Written request
Pull every line containing the word "Mercury" from the records.

(Dataset entries on figures)
========

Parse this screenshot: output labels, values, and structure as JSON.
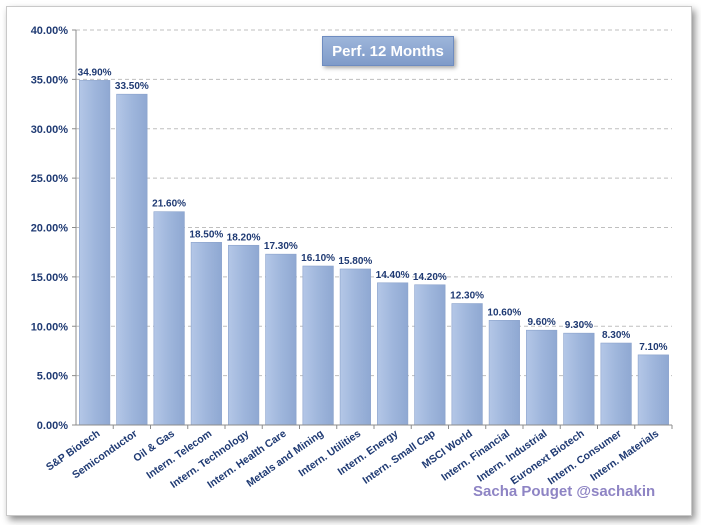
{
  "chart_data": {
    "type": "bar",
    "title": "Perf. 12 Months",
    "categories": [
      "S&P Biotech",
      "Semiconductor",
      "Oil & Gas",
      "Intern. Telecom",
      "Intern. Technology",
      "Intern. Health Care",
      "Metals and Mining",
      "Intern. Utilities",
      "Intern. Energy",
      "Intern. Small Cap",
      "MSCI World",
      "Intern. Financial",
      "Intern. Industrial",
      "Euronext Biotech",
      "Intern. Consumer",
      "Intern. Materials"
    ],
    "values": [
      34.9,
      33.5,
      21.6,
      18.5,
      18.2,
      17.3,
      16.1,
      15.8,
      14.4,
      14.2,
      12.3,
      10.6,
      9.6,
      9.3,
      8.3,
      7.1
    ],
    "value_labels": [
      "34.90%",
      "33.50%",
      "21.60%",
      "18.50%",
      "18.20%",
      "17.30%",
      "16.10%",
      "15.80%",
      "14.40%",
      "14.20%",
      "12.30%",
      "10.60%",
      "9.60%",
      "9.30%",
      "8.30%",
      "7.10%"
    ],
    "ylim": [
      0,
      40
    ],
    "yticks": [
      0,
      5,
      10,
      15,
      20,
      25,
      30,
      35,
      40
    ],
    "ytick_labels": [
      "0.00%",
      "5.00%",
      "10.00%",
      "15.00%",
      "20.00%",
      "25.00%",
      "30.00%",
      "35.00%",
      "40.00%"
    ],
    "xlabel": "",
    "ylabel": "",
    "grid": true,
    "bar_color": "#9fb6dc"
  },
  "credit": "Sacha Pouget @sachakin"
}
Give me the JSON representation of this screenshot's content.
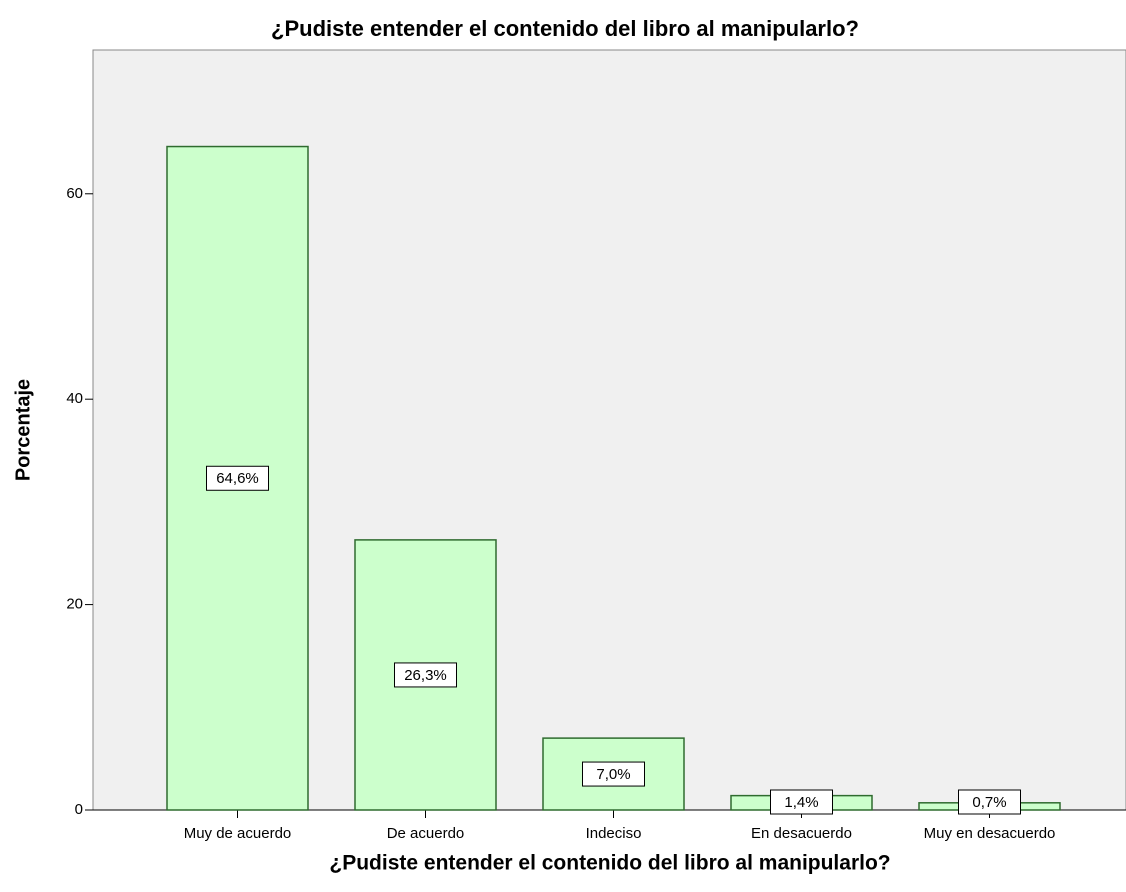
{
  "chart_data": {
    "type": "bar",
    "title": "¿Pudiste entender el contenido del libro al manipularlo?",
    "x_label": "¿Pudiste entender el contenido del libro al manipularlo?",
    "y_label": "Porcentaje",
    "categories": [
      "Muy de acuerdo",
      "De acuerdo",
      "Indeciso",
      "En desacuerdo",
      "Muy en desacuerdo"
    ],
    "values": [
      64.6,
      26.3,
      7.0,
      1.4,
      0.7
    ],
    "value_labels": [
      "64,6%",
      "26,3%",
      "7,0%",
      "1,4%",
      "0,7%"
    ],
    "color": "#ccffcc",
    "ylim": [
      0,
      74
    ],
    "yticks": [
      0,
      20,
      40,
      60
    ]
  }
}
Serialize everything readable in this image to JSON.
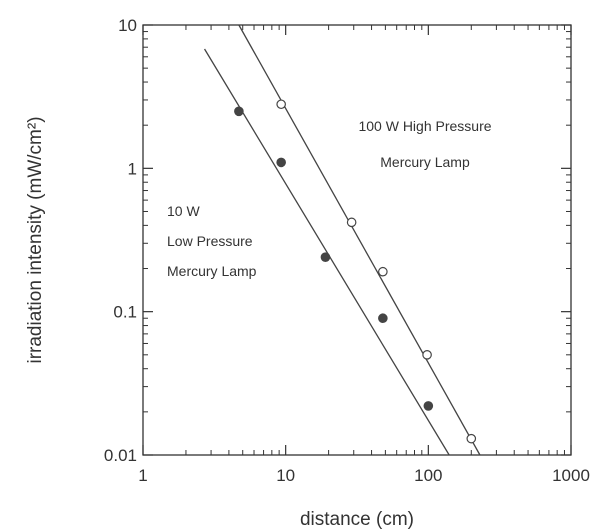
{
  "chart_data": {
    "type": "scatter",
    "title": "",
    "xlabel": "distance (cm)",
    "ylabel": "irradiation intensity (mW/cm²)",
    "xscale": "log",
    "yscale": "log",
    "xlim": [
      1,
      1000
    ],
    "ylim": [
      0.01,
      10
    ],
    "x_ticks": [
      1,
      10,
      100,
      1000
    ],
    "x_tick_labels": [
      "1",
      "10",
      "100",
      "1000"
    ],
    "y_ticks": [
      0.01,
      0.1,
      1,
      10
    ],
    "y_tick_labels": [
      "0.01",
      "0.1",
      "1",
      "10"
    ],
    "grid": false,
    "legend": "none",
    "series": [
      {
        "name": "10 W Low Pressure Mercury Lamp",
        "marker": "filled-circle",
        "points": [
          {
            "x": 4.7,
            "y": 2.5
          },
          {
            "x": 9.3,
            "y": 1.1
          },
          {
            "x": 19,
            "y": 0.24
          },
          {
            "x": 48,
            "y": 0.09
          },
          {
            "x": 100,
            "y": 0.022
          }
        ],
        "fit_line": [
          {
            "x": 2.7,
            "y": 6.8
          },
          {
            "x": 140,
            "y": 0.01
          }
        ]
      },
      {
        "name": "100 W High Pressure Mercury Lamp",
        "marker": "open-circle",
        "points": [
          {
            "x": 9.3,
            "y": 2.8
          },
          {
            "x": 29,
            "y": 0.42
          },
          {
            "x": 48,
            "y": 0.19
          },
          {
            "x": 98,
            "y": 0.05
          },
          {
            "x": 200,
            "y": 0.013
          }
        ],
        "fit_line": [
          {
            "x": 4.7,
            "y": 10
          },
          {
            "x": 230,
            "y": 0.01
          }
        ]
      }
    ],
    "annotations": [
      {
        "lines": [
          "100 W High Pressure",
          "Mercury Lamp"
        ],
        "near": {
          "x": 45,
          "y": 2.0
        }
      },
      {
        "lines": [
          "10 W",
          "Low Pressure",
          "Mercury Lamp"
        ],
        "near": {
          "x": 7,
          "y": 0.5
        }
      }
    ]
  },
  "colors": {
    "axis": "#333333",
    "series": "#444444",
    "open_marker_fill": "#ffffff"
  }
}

========

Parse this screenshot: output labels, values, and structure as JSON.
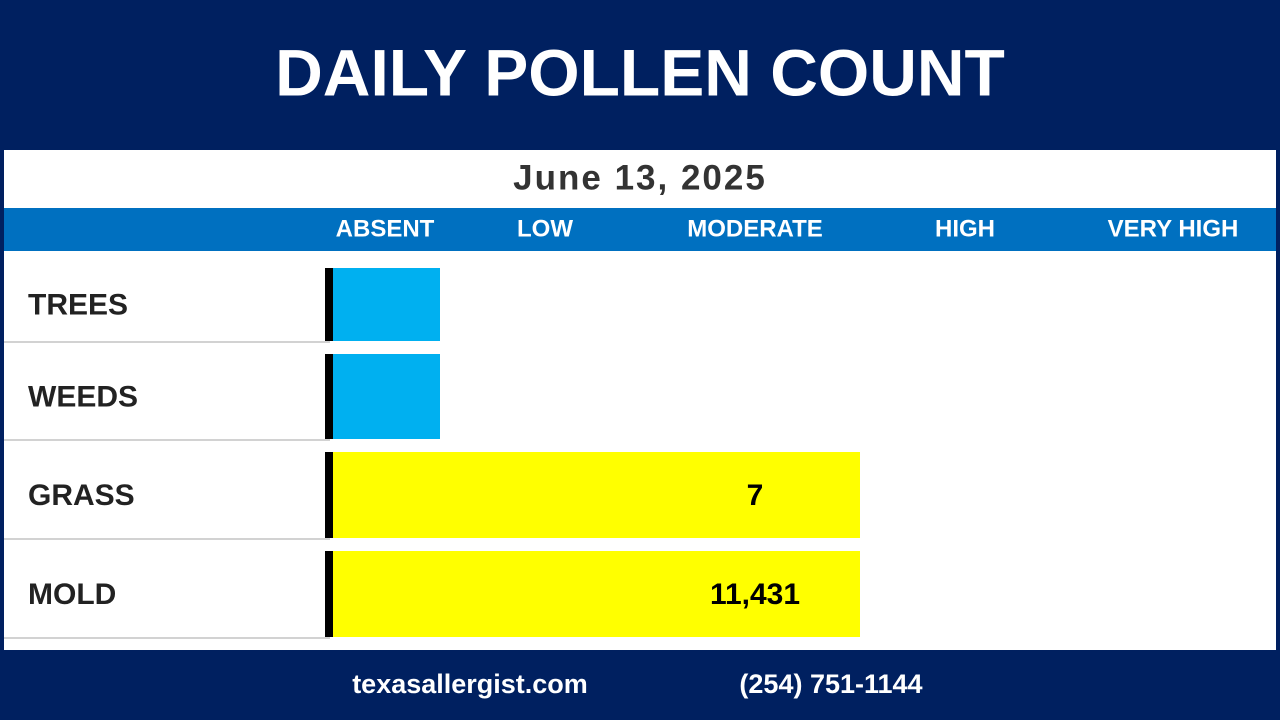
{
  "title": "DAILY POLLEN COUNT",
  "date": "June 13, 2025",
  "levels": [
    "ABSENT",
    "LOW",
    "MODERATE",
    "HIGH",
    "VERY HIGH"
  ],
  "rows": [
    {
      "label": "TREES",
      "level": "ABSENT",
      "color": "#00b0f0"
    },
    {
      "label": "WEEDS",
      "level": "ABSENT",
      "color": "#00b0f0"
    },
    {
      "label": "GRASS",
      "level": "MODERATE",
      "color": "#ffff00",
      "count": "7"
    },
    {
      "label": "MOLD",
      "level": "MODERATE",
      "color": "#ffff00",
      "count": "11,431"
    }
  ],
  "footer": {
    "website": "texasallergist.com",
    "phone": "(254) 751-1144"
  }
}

========

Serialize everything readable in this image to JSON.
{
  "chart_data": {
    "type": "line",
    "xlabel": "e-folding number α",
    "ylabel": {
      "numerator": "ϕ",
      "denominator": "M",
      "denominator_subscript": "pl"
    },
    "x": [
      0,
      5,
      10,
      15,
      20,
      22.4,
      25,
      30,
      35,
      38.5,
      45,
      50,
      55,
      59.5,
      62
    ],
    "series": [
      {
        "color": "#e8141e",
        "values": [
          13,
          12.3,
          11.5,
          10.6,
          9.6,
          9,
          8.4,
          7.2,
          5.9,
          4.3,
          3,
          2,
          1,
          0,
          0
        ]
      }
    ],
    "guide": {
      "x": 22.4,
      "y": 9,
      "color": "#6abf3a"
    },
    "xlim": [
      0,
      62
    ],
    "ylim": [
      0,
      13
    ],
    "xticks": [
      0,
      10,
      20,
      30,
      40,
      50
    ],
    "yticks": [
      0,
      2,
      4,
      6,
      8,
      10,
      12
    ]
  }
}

========

Output of the task
        "name": "10 W Low Pressure Mercury Lamp",
        "name": "100 W High Pressure Mercury Lamp",
          "Mercury Lamp"
          "Mercury Lamp"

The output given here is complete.